Raw records:
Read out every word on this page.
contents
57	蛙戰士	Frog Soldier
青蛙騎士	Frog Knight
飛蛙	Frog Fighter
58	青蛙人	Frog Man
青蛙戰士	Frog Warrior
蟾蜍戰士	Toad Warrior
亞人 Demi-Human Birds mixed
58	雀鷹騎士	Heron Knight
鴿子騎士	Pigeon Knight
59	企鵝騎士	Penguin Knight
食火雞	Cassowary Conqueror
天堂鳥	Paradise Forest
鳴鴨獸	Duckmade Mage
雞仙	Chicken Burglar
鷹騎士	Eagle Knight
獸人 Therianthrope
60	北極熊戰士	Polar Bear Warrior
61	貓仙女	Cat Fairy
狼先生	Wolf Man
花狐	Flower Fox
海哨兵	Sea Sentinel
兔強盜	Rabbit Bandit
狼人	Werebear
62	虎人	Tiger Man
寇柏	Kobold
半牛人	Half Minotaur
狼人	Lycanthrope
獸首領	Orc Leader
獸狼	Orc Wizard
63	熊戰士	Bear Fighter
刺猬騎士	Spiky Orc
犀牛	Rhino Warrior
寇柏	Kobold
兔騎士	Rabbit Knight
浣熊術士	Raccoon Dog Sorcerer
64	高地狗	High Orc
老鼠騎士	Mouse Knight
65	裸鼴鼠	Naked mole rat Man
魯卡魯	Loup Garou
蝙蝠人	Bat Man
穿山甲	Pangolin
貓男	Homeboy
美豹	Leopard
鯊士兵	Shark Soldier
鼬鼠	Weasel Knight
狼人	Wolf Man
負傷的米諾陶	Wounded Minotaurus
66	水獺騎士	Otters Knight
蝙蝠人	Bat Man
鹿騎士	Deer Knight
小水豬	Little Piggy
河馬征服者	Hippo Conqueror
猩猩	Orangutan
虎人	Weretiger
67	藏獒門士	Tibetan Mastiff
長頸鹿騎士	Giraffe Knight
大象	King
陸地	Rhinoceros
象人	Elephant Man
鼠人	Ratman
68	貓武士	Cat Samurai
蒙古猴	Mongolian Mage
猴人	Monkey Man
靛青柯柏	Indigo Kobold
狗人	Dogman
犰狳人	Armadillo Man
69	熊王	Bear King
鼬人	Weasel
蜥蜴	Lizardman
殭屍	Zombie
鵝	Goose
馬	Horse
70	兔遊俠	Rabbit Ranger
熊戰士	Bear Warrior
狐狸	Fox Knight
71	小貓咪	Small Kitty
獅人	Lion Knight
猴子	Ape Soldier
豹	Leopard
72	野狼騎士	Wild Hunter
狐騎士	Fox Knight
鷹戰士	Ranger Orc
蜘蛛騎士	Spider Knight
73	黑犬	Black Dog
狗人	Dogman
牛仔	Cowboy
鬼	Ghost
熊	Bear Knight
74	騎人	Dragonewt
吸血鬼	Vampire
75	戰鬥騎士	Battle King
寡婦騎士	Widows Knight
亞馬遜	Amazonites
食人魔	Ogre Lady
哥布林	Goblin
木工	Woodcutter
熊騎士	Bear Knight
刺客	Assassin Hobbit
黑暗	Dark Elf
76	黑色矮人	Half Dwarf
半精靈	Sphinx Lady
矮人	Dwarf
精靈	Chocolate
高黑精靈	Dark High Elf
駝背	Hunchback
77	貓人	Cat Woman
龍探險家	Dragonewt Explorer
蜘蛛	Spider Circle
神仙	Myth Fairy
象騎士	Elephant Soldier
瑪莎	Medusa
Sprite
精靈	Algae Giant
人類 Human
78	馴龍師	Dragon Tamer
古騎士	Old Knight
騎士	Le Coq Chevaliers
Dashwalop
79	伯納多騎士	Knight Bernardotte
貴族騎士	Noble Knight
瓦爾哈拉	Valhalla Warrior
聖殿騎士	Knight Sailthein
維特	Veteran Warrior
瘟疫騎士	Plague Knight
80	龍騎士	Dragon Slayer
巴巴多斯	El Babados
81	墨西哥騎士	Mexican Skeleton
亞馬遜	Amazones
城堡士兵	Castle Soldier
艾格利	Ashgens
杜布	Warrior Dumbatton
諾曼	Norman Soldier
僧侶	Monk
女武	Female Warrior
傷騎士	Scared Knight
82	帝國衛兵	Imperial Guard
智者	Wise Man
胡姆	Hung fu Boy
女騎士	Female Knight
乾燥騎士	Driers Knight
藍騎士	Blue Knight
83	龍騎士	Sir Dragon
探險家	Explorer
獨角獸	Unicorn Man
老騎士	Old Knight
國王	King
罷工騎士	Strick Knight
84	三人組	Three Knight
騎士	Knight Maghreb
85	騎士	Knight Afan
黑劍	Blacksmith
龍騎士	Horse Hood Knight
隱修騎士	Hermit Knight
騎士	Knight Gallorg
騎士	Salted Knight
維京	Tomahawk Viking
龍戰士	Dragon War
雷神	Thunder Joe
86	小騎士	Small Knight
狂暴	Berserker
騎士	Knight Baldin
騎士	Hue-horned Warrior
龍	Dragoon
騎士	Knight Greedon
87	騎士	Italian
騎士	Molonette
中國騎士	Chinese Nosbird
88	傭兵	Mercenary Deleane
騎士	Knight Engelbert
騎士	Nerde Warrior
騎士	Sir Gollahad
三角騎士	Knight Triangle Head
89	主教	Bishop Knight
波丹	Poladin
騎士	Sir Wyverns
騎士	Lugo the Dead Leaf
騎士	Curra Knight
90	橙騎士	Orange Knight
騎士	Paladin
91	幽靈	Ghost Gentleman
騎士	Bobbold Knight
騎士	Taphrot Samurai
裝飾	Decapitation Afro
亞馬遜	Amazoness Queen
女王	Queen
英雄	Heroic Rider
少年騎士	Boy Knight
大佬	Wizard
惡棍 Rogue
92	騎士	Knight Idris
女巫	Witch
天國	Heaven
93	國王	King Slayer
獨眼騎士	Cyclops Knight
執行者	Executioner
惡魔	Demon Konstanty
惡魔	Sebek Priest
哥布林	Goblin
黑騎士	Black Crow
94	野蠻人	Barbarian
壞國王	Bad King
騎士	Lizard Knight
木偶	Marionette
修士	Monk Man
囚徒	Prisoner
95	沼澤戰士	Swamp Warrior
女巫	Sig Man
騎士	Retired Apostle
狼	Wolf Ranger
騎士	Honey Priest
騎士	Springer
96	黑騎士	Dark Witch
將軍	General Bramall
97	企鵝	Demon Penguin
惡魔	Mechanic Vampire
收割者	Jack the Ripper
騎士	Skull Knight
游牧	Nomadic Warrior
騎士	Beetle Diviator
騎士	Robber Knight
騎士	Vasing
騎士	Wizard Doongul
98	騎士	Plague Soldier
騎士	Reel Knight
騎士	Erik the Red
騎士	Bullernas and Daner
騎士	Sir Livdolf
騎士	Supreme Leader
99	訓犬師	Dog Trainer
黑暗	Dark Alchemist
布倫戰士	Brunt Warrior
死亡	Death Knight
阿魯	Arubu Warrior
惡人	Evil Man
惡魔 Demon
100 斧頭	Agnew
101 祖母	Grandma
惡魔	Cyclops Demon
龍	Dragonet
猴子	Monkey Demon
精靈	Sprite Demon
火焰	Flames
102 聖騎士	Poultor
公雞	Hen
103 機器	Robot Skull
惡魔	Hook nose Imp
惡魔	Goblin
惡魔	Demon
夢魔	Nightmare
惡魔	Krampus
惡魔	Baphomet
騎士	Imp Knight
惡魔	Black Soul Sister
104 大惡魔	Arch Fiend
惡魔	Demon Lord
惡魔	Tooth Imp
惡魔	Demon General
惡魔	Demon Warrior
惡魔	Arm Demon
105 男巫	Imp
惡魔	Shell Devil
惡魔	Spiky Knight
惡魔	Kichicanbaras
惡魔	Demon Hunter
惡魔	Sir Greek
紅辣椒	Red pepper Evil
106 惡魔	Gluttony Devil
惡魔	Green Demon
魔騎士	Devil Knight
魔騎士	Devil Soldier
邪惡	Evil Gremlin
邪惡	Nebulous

Exercise:
Reply with only the number of lines in the material above where the string "Penguin" appears.

Response to this exercise:
2